* TASK TO COMPLETE
Check each line of the data for "face" and select those that have it.
%%
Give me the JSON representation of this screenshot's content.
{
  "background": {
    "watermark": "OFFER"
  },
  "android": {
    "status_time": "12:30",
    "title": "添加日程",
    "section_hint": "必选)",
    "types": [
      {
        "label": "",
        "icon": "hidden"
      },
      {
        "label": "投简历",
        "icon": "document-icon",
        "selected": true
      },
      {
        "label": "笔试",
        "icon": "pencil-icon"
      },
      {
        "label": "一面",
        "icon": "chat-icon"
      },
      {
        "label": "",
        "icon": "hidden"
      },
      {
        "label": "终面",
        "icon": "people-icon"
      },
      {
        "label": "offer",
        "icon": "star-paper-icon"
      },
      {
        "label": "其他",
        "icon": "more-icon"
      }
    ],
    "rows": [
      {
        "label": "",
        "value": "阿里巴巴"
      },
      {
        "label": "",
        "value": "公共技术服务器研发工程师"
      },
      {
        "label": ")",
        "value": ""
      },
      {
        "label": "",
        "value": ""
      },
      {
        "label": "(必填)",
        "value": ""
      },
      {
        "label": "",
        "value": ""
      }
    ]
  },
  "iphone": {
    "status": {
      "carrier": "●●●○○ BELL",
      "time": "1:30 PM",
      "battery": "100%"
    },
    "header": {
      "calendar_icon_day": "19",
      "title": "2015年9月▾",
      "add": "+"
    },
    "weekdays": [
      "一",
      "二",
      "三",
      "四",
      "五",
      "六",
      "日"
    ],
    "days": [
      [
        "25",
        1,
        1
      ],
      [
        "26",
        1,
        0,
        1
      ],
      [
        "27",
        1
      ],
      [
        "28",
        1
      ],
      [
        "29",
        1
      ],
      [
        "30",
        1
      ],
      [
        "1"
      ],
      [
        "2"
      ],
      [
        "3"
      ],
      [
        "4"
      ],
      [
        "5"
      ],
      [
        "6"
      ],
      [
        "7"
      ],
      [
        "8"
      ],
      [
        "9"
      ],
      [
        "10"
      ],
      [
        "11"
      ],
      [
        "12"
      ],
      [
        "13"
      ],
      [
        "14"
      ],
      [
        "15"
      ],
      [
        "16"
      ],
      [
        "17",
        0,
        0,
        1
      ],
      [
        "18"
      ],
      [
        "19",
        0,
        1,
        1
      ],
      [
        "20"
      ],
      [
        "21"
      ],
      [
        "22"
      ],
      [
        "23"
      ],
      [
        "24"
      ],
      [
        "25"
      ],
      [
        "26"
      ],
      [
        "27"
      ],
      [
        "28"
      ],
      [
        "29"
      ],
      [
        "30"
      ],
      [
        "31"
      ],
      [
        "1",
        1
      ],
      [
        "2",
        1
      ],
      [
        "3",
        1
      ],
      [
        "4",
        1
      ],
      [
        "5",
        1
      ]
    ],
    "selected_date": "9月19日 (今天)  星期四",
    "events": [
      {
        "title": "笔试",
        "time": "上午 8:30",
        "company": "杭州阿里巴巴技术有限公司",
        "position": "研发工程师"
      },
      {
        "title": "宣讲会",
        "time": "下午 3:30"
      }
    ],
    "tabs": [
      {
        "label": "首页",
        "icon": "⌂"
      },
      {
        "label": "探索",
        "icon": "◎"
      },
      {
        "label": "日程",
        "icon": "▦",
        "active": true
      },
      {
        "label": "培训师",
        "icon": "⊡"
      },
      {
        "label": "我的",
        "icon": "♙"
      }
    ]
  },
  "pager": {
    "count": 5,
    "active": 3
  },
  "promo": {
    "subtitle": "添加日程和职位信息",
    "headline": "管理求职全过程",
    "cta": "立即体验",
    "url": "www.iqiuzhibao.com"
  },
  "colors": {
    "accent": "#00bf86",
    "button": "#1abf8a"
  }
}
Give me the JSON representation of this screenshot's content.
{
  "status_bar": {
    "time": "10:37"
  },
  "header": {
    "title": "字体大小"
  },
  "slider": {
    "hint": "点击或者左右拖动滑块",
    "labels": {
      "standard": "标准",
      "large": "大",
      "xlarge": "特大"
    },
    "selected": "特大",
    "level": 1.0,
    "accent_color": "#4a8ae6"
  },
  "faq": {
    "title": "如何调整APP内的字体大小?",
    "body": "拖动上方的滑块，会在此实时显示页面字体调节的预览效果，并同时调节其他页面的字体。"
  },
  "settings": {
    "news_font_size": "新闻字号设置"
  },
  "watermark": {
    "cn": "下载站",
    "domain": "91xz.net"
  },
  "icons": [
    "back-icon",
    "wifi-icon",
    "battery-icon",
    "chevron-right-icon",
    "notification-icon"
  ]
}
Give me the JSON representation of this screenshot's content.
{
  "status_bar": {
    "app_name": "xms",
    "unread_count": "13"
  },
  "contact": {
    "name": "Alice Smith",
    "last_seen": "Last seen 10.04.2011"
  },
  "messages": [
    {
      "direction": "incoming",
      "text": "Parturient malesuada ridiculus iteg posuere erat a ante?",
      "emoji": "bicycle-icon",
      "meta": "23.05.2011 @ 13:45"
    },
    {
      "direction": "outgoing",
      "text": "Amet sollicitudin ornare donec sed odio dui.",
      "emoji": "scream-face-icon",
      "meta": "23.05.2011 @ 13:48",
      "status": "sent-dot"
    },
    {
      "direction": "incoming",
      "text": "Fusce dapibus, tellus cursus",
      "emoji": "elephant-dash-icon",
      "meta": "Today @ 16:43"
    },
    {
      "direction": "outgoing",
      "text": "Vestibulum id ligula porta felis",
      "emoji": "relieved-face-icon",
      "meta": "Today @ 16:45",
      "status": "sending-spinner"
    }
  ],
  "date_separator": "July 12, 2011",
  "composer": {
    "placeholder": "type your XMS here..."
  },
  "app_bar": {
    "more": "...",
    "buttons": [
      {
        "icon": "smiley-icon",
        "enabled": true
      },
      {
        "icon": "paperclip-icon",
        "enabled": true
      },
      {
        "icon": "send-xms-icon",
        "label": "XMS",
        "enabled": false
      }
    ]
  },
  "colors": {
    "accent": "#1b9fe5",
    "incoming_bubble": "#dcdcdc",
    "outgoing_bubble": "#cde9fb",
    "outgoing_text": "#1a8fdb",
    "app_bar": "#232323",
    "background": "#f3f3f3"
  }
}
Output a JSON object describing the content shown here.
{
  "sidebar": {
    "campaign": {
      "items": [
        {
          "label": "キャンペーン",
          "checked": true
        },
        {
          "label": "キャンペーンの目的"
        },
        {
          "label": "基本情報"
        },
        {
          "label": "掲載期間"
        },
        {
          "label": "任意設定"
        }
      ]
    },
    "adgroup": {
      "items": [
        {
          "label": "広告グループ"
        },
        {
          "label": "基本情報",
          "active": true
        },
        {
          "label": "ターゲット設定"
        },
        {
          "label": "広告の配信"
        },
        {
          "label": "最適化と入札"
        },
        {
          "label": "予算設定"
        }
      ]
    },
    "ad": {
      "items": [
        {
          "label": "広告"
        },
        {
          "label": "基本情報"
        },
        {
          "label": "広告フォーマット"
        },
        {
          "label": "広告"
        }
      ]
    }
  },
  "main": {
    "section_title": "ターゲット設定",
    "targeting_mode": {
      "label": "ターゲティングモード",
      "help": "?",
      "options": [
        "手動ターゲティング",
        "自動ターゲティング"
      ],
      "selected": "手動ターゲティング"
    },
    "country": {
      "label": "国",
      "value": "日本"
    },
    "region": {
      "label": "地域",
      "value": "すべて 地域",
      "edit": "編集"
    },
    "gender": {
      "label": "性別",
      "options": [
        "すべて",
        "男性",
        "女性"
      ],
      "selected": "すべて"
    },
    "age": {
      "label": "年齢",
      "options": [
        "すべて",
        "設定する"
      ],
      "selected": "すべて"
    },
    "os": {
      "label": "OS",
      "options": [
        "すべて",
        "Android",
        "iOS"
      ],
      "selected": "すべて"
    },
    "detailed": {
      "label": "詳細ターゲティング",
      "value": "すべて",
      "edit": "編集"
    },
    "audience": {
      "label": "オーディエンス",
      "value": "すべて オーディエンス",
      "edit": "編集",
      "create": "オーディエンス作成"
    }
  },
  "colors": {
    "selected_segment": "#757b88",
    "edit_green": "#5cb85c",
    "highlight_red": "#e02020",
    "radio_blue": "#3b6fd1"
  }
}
%%
* OUTPUT FOR THIS EXERCISE
      "emoji": "scream-face-icon",
      "emoji": "relieved-face-icon",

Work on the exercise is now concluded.